*GOAL*. Take the listing and print it in full, exactly as given.

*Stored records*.
.....

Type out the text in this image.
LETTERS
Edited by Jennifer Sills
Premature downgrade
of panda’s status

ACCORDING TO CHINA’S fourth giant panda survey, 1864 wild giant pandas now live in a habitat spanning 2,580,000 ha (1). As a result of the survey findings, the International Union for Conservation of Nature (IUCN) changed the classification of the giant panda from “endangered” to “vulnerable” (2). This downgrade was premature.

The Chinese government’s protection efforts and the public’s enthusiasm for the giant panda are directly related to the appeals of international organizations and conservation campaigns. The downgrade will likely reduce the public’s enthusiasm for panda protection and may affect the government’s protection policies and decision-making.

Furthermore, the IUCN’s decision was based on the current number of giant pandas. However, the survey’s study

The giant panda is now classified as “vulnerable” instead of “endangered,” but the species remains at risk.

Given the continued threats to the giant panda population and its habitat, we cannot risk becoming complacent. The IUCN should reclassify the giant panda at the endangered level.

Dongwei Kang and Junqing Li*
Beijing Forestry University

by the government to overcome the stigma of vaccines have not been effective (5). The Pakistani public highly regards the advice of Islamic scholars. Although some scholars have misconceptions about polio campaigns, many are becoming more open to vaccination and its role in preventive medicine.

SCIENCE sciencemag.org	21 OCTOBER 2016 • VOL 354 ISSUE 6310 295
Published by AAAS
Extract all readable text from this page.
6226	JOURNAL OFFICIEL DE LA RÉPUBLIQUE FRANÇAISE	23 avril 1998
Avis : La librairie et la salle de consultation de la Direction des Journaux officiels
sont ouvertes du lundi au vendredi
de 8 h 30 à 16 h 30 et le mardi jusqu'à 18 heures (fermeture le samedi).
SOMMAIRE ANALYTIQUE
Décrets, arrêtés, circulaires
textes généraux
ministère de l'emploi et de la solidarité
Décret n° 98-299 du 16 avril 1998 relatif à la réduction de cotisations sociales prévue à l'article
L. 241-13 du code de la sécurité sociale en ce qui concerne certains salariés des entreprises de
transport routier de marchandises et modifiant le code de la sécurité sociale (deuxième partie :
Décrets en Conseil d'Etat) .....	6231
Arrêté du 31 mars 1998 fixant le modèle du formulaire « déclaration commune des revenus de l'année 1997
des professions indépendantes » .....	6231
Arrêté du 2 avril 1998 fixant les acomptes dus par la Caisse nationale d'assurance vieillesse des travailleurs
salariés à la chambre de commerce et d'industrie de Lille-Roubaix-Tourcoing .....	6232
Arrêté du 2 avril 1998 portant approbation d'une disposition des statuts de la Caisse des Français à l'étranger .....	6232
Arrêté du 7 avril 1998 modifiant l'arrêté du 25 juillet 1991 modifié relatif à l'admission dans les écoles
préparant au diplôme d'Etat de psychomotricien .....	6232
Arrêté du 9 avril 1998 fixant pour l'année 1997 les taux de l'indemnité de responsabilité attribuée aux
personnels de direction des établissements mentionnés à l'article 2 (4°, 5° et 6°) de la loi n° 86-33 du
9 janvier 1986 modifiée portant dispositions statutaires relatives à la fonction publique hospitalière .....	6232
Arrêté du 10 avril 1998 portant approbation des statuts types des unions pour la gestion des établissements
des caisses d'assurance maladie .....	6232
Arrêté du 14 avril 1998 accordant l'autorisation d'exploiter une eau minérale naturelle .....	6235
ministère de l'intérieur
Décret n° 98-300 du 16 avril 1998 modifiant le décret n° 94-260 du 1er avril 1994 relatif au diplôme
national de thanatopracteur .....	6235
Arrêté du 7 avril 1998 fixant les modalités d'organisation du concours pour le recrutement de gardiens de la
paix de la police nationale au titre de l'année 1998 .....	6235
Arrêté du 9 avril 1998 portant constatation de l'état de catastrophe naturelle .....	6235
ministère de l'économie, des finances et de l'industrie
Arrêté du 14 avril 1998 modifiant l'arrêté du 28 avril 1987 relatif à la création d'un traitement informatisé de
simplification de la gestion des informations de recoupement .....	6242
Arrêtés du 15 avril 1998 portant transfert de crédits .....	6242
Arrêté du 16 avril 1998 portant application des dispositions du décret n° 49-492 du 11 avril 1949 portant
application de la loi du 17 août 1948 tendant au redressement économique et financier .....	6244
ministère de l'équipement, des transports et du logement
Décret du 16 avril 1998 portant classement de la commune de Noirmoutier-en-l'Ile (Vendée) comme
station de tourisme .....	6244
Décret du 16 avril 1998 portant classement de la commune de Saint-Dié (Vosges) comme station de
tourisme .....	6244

.....

*IN RESPONSE*.
Type out the text in this image.
LETTERS
Edited by Jennifer Sills
Premature downgrade
of panda’s status

ACCORDING TO CHINA’S fourth giant panda survey, 1864 wild giant pandas now live in a habitat spanning 2,580,000 ha (1). As a result of the survey findings, the International Union for Conservation of Nature (IUCN) changed the classification of the giant panda from “endangered” to “vulnerable” (2). This downgrade was premature.

The Chinese government’s protection efforts and the public’s enthusiasm for the giant panda are directly related to the appeals of international organizations and conservation campaigns. The downgrade will likely reduce the public’s enthusiasm for panda protection and may affect the government’s protection policies and decision-making.

Furthermore, the IUCN’s decision was based on the current number of giant pandas. However, the survey’s study

The giant panda is now classified as “vulnerable” instead of “endangered,” but the species remains at risk.

Given the continued threats to the giant panda population and its habitat, we cannot risk becoming complacent. The IUCN should reclassify the giant panda at the endangered level.

Dongwei Kang and Junqing Li*
Beijing Forestry University

by the government to overcome the stigma of vaccines have not been effective (5). The Pakistani public highly regards the advice of Islamic scholars. Although some scholars have misconceptions about polio campaigns, many are becoming more open to vaccination and its role in preventive medicine.

SCIENCE sciencemag.org	21 OCTOBER 2016 • VOL 354 ISSUE 6310 295
Published by AAAS
Extract all readable text from this page.
6226	JOURNAL OFFICIEL DE LA RÉPUBLIQUE FRANÇAISE	23 avril 1998
Avis : La librairie et la salle de consultation de la Direction des Journaux officiels
sont ouvertes du lundi au vendredi
de 8 h 30 à 16 h 30 et le mardi jusqu'à 18 heures (fermeture le samedi).
SOMMAIRE ANALYTIQUE
Décrets, arrêtés, circulaires
textes généraux
ministère de l'emploi et de la solidarité
Décret n° 98-299 du 16 avril 1998 relatif à la réduction de cotisations sociales prévue à l'article
L. 241-13 du code de la sécurité sociale en ce qui concerne certains salariés des entreprises de
transport routier de marchandises et modifiant le code de la sécurité sociale (deuxième partie :
Décrets en Conseil d'Etat) .....	6231
Arrêté du 31 mars 1998 fixant le modèle du formulaire « déclaration commune des revenus de l'année 1997
des professions indépendantes » .....	6231
Arrêté du 2 avril 1998 fixant les acomptes dus par la Caisse nationale d'assurance vieillesse des travailleurs
salariés à la chambre de commerce et d'industrie de Lille-Roubaix-Tourcoing .....	6232
Arrêté du 2 avril 1998 portant approbation d'une disposition des statuts de la Caisse des Français à l'étranger .....	6232
Arrêté du 7 avril 1998 modifiant l'arrêté du 25 juillet 1991 modifié relatif à l'admission dans les écoles
préparant au diplôme d'Etat de psychomotricien .....	6232
Arrêté du 9 avril 1998 fixant pour l'année 1997 les taux de l'indemnité de responsabilité attribuée aux
personnels de direction des établissements mentionnés à l'article 2 (4°, 5° et 6°) de la loi n° 86-33 du
9 janvier 1986 modifiée portant dispositions statutaires relatives à la fonction publique hospitalière .....	6232
Arrêté du 10 avril 1998 portant approbation des statuts types des unions pour la gestion des établissements
des caisses d'assurance maladie .....	6232
Arrêté du 14 avril 1998 accordant l'autorisation d'exploiter une eau minérale naturelle .....	6235
ministère de l'intérieur
Décret n° 98-300 du 16 avril 1998 modifiant le décret n° 94-260 du 1er avril 1994 relatif au diplôme
national de thanatopracteur .....	6235
Arrêté du 7 avril 1998 fixant les modalités d'organisation du concours pour le recrutement de gardiens de la
paix de la police nationale au titre de l'année 1998 .....	6235
Arrêté du 9 avril 1998 portant constatation de l'état de catastrophe naturelle .....	6235
ministère de l'économie, des finances et de l'industrie
Arrêté du 14 avril 1998 modifiant l'arrêté du 28 avril 1987 relatif à la création d'un traitement informatisé de
simplification de la gestion des informations de recoupement .....	6242
Arrêtés du 15 avril 1998 portant transfert de crédits .....	6242
Arrêté du 16 avril 1998 portant application des dispositions du décret n° 49-492 du 11 avril 1949 portant
application de la loi du 17 août 1948 tendant au redressement économique et financier .....	6244
ministère de l'équipement, des transports et du logement
Décret du 16 avril 1998 portant classement de la commune de Noirmoutier-en-l'Ile (Vendée) comme
station de tourisme .....	6244
Décret du 16 avril 1998 portant classement de la commune de Saint-Dié (Vosges) comme station de
tourisme .....	6244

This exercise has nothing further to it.